# [Exercise aim]
Only the pictures are left out: repeat the rest of the entries exactly.

▽

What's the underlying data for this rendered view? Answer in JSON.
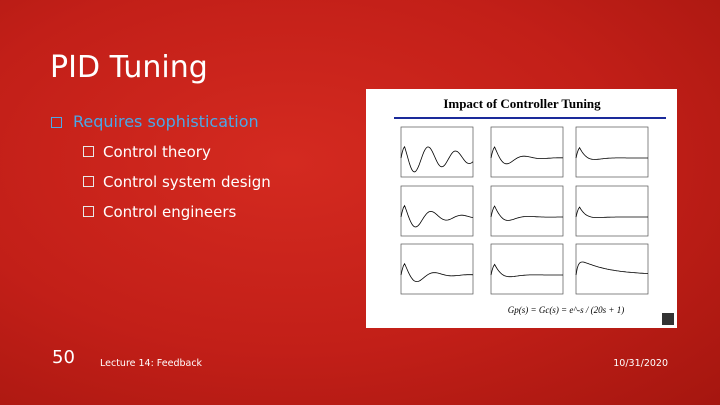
{
  "title": "PID Tuning",
  "bullets": [
    {
      "text": "Requires sophistication",
      "children": [
        "Control theory",
        "Control system design",
        "Control engineers"
      ]
    }
  ],
  "figure": {
    "title": "Impact of Controller Tuning",
    "formula": "Gp(s) = Gc(s) = e^-s / (20s + 1)"
  },
  "footer": {
    "slide_number": "50",
    "text": "Lecture 14: Feedback",
    "date": "10/31/2020"
  }
}
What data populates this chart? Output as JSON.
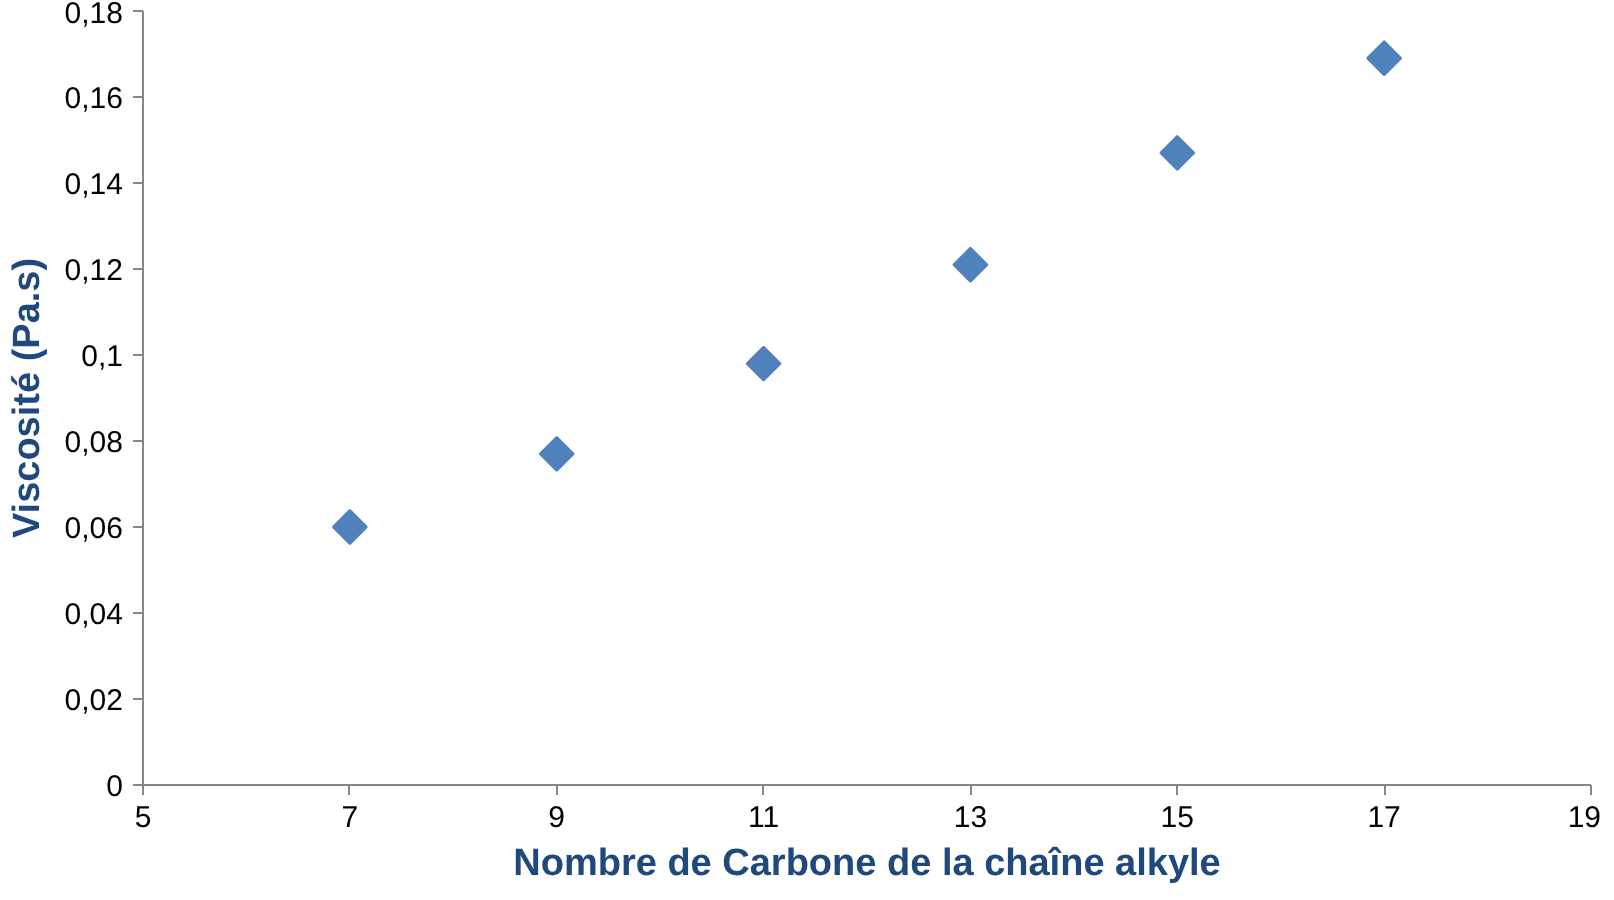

△

# [Finished answer]
What's the underlying data for this rendered view? Answer in JSON.
{
  "title": "PID Tuning",
  "bullets": [
    {
      "text": "Requires sophistication",
      "children": [
        "Control theory",
        "Control system design",
        "Control engineers"
      ]
    }
  ],
  "figure": {
    "title": "Impact of Controller Tuning",
    "formula": "Gp(s) = Gc(s) = e^-s / (20s + 1)"
  },
  "footer": {
    "slide_number": "50",
    "text": "Lecture 14: Feedback",
    "date": "10/31/2020"
  }
}
What data populates this chart? Output as JSON.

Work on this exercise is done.